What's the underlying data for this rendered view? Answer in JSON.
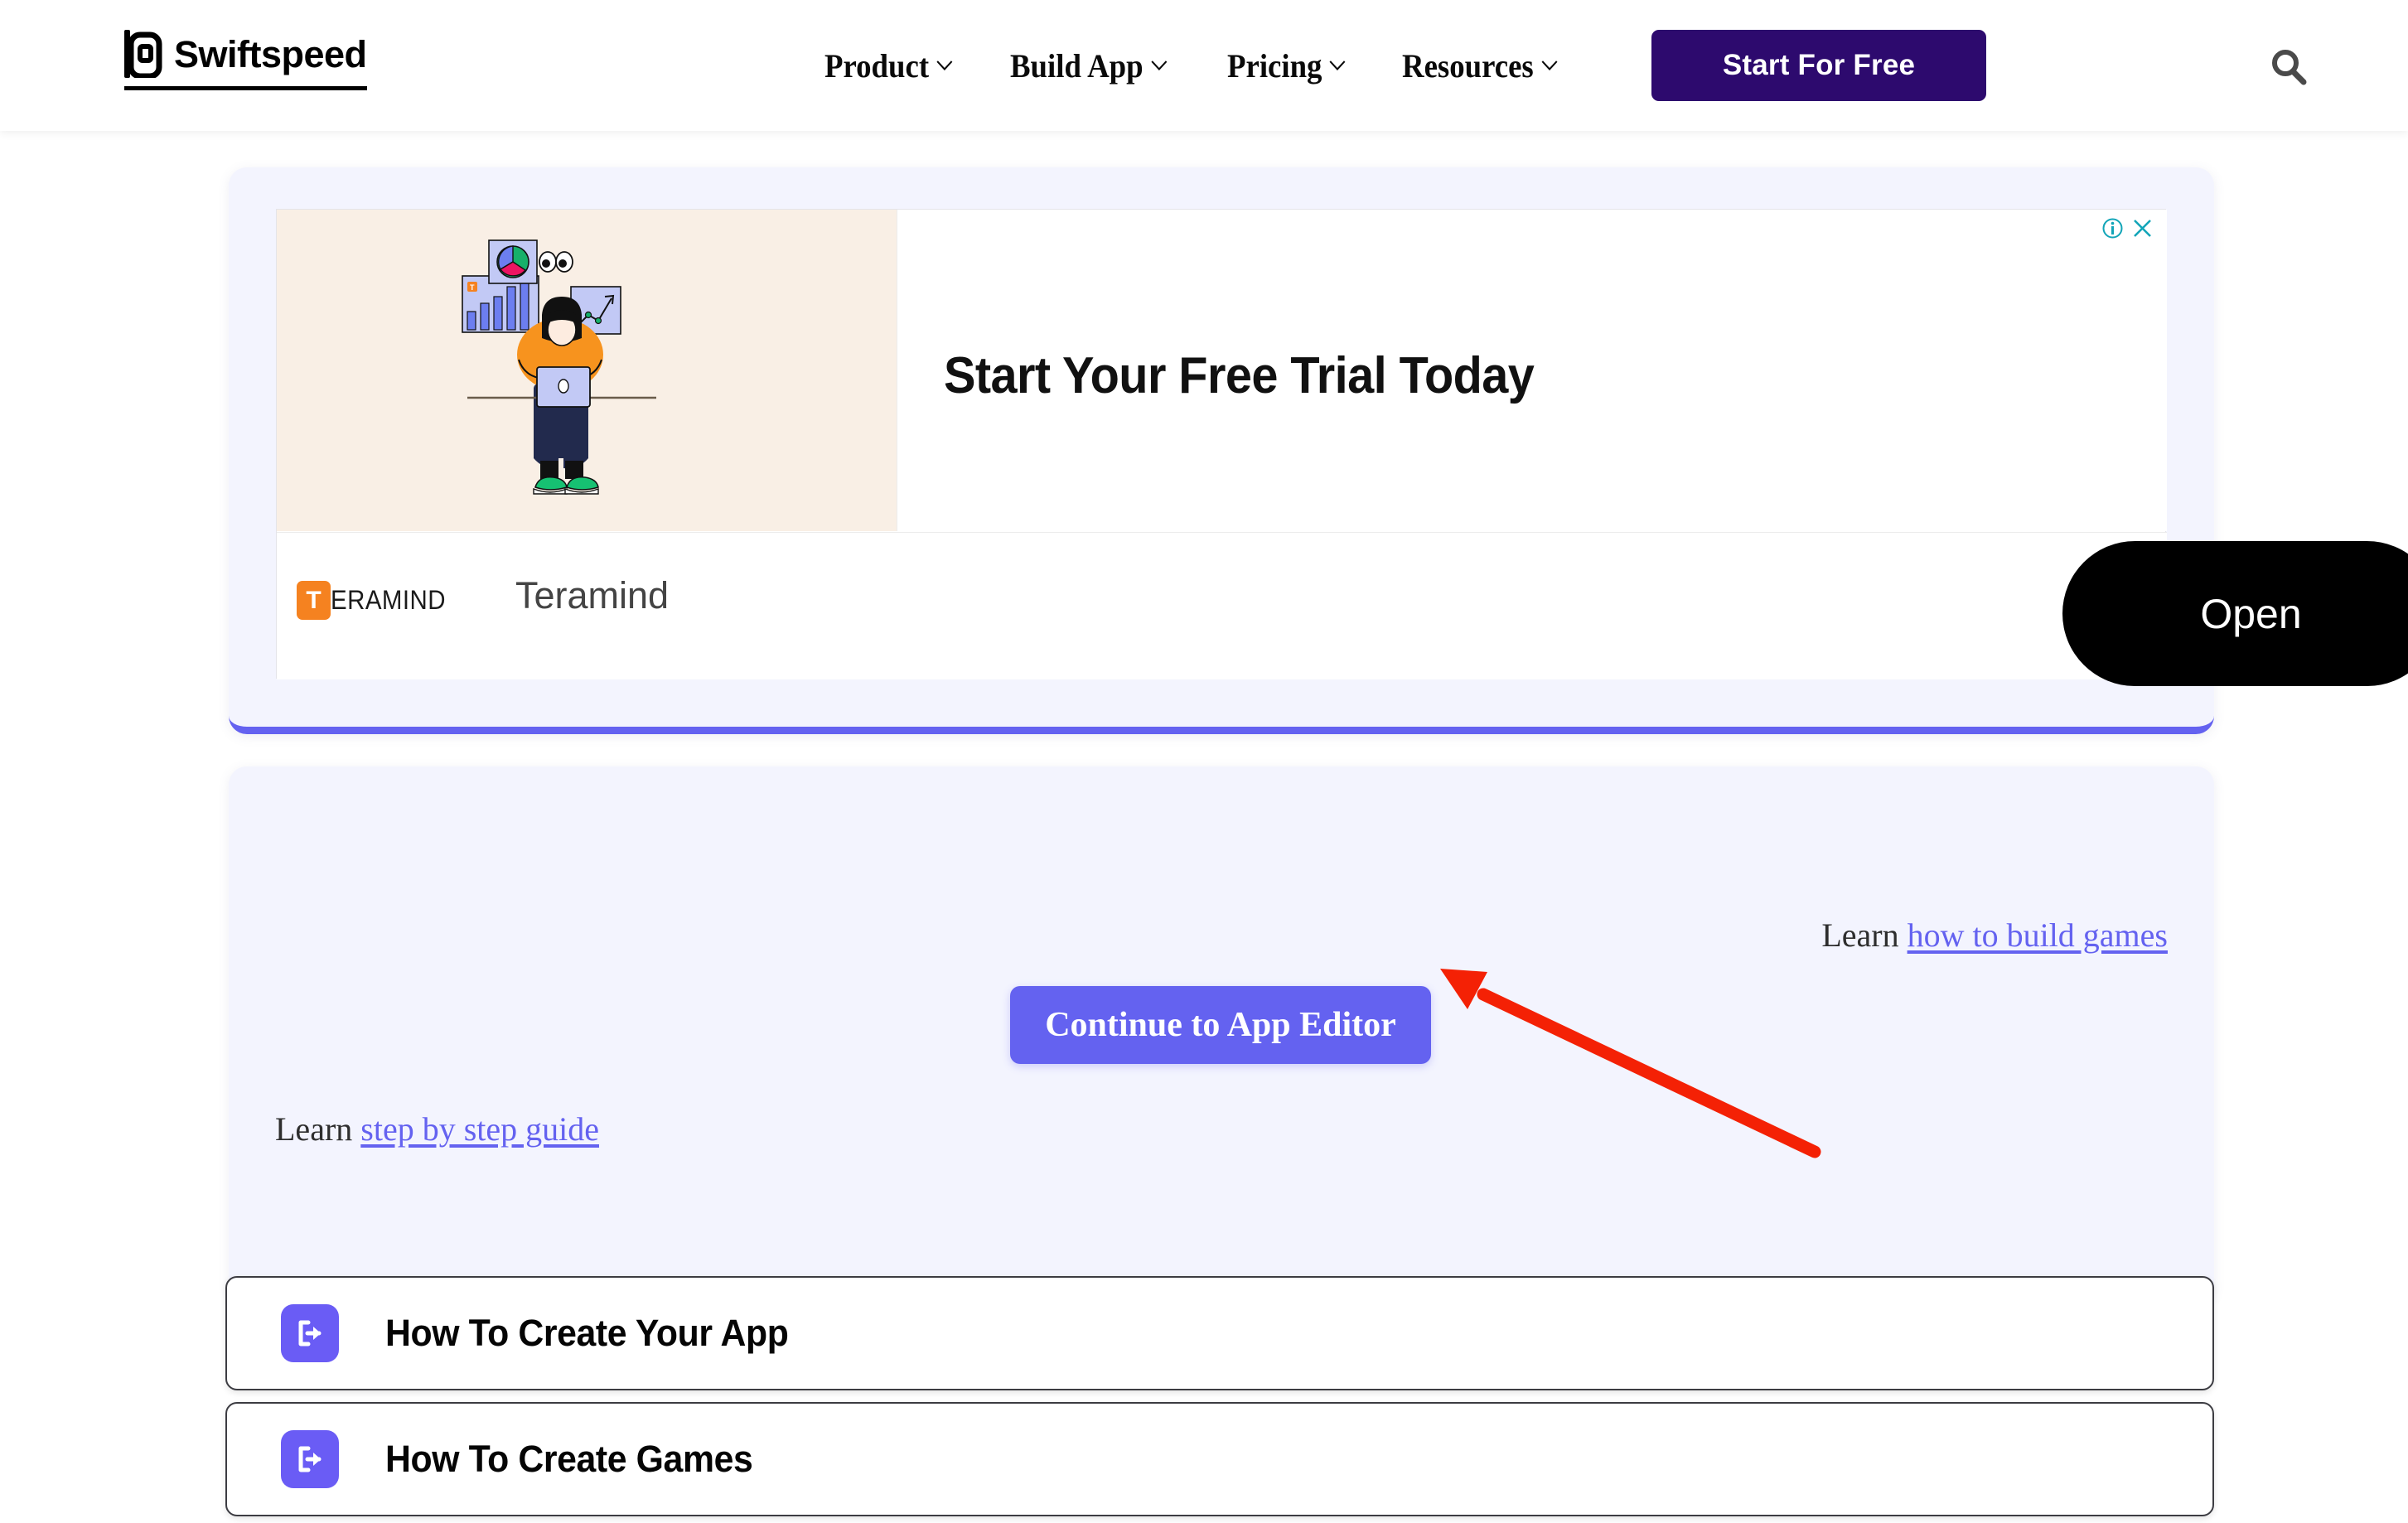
{
  "header": {
    "brand": "Swiftspeed",
    "logo_icon": "phone-logo-icon",
    "nav": [
      {
        "label": "Product",
        "icon": "chevron-down-icon"
      },
      {
        "label": "Build App",
        "icon": "chevron-down-icon"
      },
      {
        "label": "Pricing",
        "icon": "chevron-down-icon"
      },
      {
        "label": "Resources",
        "icon": "chevron-down-icon"
      }
    ],
    "cta_label": "Start For Free",
    "search_icon": "search-icon"
  },
  "ad": {
    "headline": "Start Your Free Trial Today",
    "advertiser_badge_letter": "T",
    "advertiser_badge_rest": "ERAMIND",
    "advertiser_name": "Teramind",
    "open_label": "Open",
    "info_icon": "ad-info-icon",
    "close_icon": "ad-close-icon",
    "illustration": "person-with-laptop-and-charts-illustration"
  },
  "editor": {
    "learn_games_prefix": "Learn ",
    "learn_games_link": "how to build games",
    "continue_label": "Continue to App Editor",
    "learn_guide_prefix": "Learn ",
    "learn_guide_link": "step by step guide",
    "annotation_arrow": "red-pointer-arrow"
  },
  "accordion": {
    "items": [
      {
        "label": "How To Create Your App",
        "icon": "exit-arrow-icon"
      },
      {
        "label": "How To Create Games",
        "icon": "exit-arrow-icon"
      }
    ]
  },
  "colors": {
    "brand_dark_purple": "#2d0a6e",
    "accent_purple": "#6462f0",
    "card_bg": "#f3f4fe",
    "ad_visual_bg": "#f9efe5",
    "annotation_red": "#f42105",
    "ad_control_teal": "#12a5b8"
  }
}
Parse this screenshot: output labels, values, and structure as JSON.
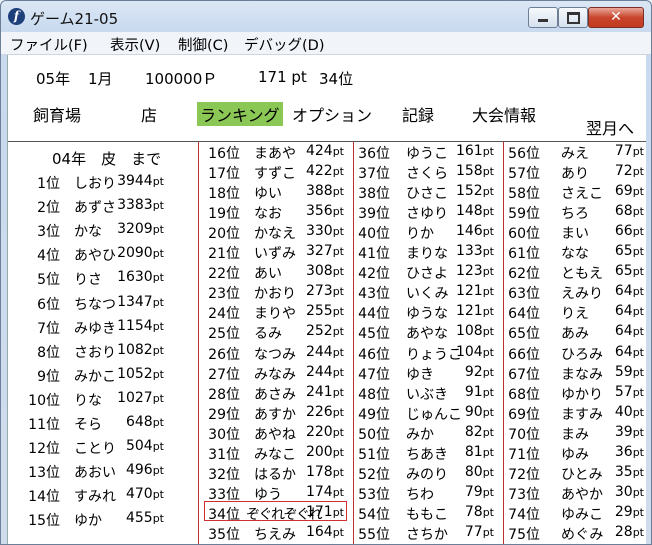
{
  "window": {
    "title": "ゲーム21-05",
    "close_glyph": "✕"
  },
  "menu": [
    "ファイル(F)",
    "表示(V)",
    "制御(C)",
    "デバッグ(D)"
  ],
  "status": {
    "year": "05年",
    "month": "1月",
    "money": "100000Ｐ",
    "points": "171 pt",
    "place": "34位"
  },
  "nav": {
    "tabs": [
      "飼育場",
      "店",
      "ランキング",
      "オプション",
      "記録",
      "大会情報"
    ],
    "active": "ランキング",
    "next_month": "翌月へ"
  },
  "ranking": {
    "first_column_title": "04年　皮　まで",
    "columns": [
      [
        [
          "1位",
          "しおり",
          "3944"
        ],
        [
          "2位",
          "あずさ",
          "3383"
        ],
        [
          "3位",
          "かな",
          "3209"
        ],
        [
          "4位",
          "あやひ",
          "2090"
        ],
        [
          "5位",
          "りさ",
          "1630"
        ],
        [
          "6位",
          "ちなつ",
          "1347"
        ],
        [
          "7位",
          "みゆき",
          "1154"
        ],
        [
          "8位",
          "さおり",
          "1082"
        ],
        [
          "9位",
          "みかこ",
          "1052"
        ],
        [
          "10位",
          "りな",
          "1027"
        ],
        [
          "11位",
          "そら",
          "648"
        ],
        [
          "12位",
          "ことり",
          "504"
        ],
        [
          "13位",
          "あおい",
          "496"
        ],
        [
          "14位",
          "すみれ",
          "470"
        ],
        [
          "15位",
          "ゆか",
          "455"
        ]
      ],
      [
        [
          "16位",
          "まあや",
          "424"
        ],
        [
          "17位",
          "すずこ",
          "422"
        ],
        [
          "18位",
          "ゆい",
          "388"
        ],
        [
          "19位",
          "なお",
          "356"
        ],
        [
          "20位",
          "かなえ",
          "330"
        ],
        [
          "21位",
          "いずみ",
          "327"
        ],
        [
          "22位",
          "あい",
          "308"
        ],
        [
          "23位",
          "かおり",
          "273"
        ],
        [
          "24位",
          "まりや",
          "255"
        ],
        [
          "25位",
          "るみ",
          "252"
        ],
        [
          "26位",
          "なつみ",
          "244"
        ],
        [
          "27位",
          "みなみ",
          "244"
        ],
        [
          "28位",
          "あさみ",
          "241"
        ],
        [
          "29位",
          "あすか",
          "226"
        ],
        [
          "30位",
          "あやね",
          "220"
        ],
        [
          "31位",
          "みなこ",
          "200"
        ],
        [
          "32位",
          "はるか",
          "178"
        ],
        [
          "33位",
          "ゆう",
          "174"
        ],
        [
          "34位",
          "ぞぐれぞぐれ",
          "171"
        ],
        [
          "35位",
          "ちえみ",
          "164"
        ]
      ],
      [
        [
          "36位",
          "ゆうこ",
          "161"
        ],
        [
          "37位",
          "さくら",
          "158"
        ],
        [
          "38位",
          "ひさこ",
          "152"
        ],
        [
          "39位",
          "さゆり",
          "148"
        ],
        [
          "40位",
          "りか",
          "146"
        ],
        [
          "41位",
          "まりな",
          "133"
        ],
        [
          "42位",
          "ひさよ",
          "123"
        ],
        [
          "43位",
          "いくみ",
          "121"
        ],
        [
          "44位",
          "ゆうな",
          "121"
        ],
        [
          "45位",
          "あやな",
          "108"
        ],
        [
          "46位",
          "りょうこ",
          "104"
        ],
        [
          "47位",
          "ゆき",
          "92"
        ],
        [
          "48位",
          "いぶき",
          "91"
        ],
        [
          "49位",
          "じゅんこ",
          "90"
        ],
        [
          "50位",
          "みか",
          "82"
        ],
        [
          "51位",
          "ちあき",
          "81"
        ],
        [
          "52位",
          "みのり",
          "80"
        ],
        [
          "53位",
          "ちわ",
          "79"
        ],
        [
          "54位",
          "ももこ",
          "78"
        ],
        [
          "55位",
          "さちか",
          "77"
        ]
      ],
      [
        [
          "56位",
          "みえ",
          "77"
        ],
        [
          "57位",
          "あり",
          "72"
        ],
        [
          "58位",
          "さえこ",
          "69"
        ],
        [
          "59位",
          "ちろ",
          "68"
        ],
        [
          "60位",
          "まい",
          "66"
        ],
        [
          "61位",
          "なな",
          "65"
        ],
        [
          "62位",
          "ともえ",
          "65"
        ],
        [
          "63位",
          "えみり",
          "64"
        ],
        [
          "64位",
          "りえ",
          "64"
        ],
        [
          "65位",
          "あみ",
          "64"
        ],
        [
          "66位",
          "ひろみ",
          "64"
        ],
        [
          "67位",
          "まなみ",
          "59"
        ],
        [
          "68位",
          "ゆかり",
          "57"
        ],
        [
          "69位",
          "ますみ",
          "40"
        ],
        [
          "70位",
          "まみ",
          "39"
        ],
        [
          "71位",
          "ゆみ",
          "36"
        ],
        [
          "72位",
          "ひとみ",
          "35"
        ],
        [
          "73位",
          "あやか",
          "30"
        ],
        [
          "74位",
          "ゆみこ",
          "29"
        ],
        [
          "75位",
          "めぐみ",
          "28"
        ]
      ]
    ],
    "unit": "pt",
    "highlight_rank": "34位"
  },
  "colors": {
    "active_tab": "#8ac755",
    "highlight_border": "#d23030",
    "divider": "#c03030"
  }
}
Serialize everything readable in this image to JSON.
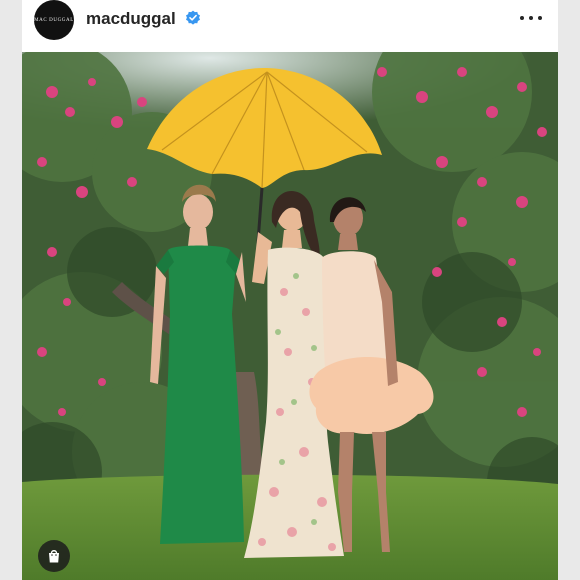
{
  "post": {
    "username": "macduggal",
    "avatar_text": "MAC DUGGAL",
    "verified_icon": "verified-badge-icon",
    "more_icon": "more-options-icon",
    "shop_icon": "shopping-bag-icon"
  },
  "colors": {
    "verified": "#3897f0",
    "umbrella": "#f5c12f",
    "green_dress": "#1f8a48",
    "grass": "#5e8a32"
  }
}
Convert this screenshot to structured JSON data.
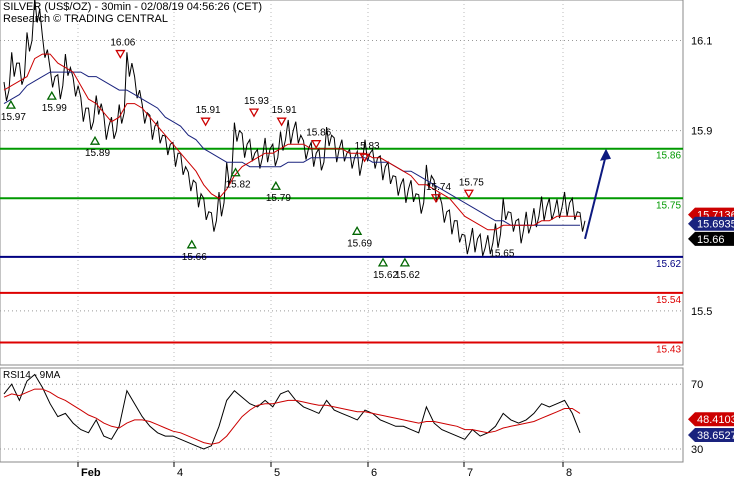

- - -

- GIVEN TASK -
Retype verbatim only the lines beginning with the line that contains "Serialize everything readable" and ending with the last line of the listing above; pictures are to be excluded.

- EXPECTED ANSWER -
Serialize everything readable in this image to JSON.
{
  "post": {
    "username": "macduggal",
    "avatar_text": "MAC DUGGAL",
    "verified_icon": "verified-badge-icon",
    "more_icon": "more-options-icon",
    "shop_icon": "shopping-bag-icon"
  },
  "colors": {
    "verified": "#3897f0",
    "umbrella": "#f5c12f",
    "green_dress": "#1f8a48",
    "grass": "#5e8a32"
  }
}
Convert this screenshot to structured JSON data.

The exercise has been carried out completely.